> [Information supplied]
☆ ☆ ☆ ☆ ☆

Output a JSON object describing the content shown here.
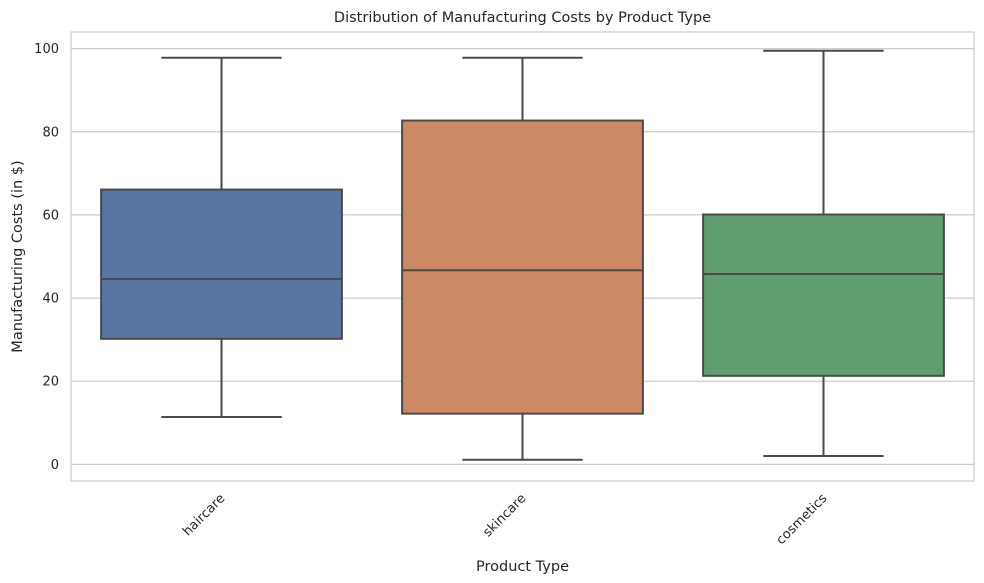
{
  "chart_data": {
    "type": "box",
    "title": "Distribution of Manufacturing Costs by Product Type",
    "xlabel": "Product Type",
    "ylabel": "Manufacturing Costs (in $)",
    "categories": [
      "haircare",
      "skincare",
      "cosmetics"
    ],
    "boxes": [
      {
        "category": "haircare",
        "whisker_low": 11.4,
        "q1": 30.2,
        "median": 44.6,
        "q3": 66.1,
        "whisker_high": 97.8,
        "color": "#5875a4"
      },
      {
        "category": "skincare",
        "whisker_low": 1.1,
        "q1": 12.2,
        "median": 46.7,
        "q3": 82.7,
        "whisker_high": 97.8,
        "color": "#cc8963"
      },
      {
        "category": "cosmetics",
        "whisker_low": 2.0,
        "q1": 21.3,
        "median": 45.8,
        "q3": 60.1,
        "whisker_high": 99.5,
        "color": "#5f9e6e"
      }
    ],
    "ylim": [
      -4,
      104
    ],
    "yticks": [
      0,
      20,
      40,
      60,
      80,
      100
    ],
    "grid": true,
    "line_color": "#4a4a4a",
    "grid_color": "#cccccc"
  }
}
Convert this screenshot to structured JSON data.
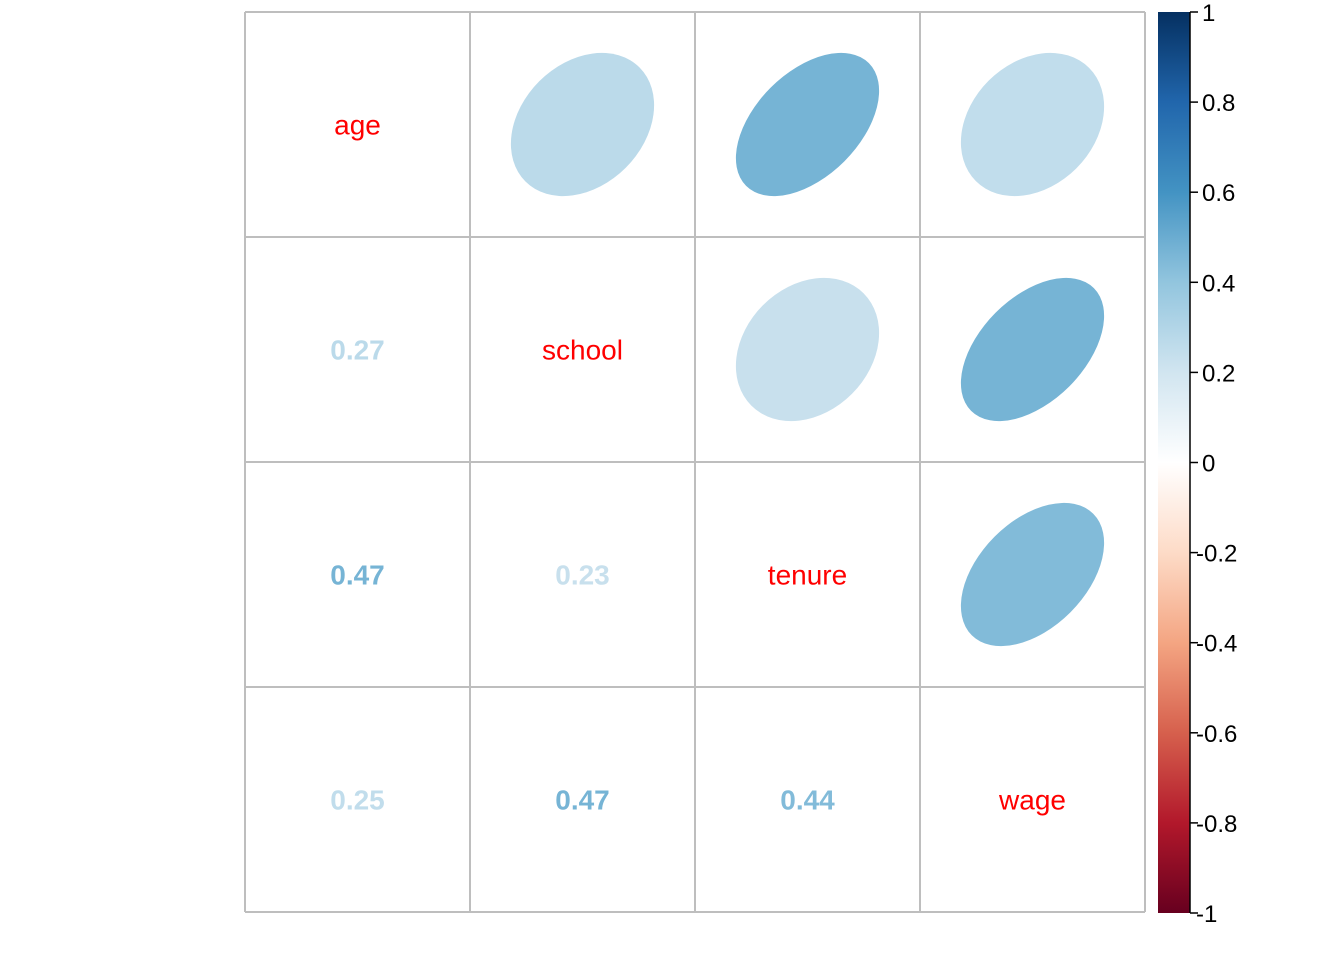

☆ ☆ ☆ ☆ ☆

> [Exercise] Copy each line of the records above that carries the word "category".

> [Result of this exercise]
        "category": "haircare",
        "category": "skincare",
        "category": "cosmetics",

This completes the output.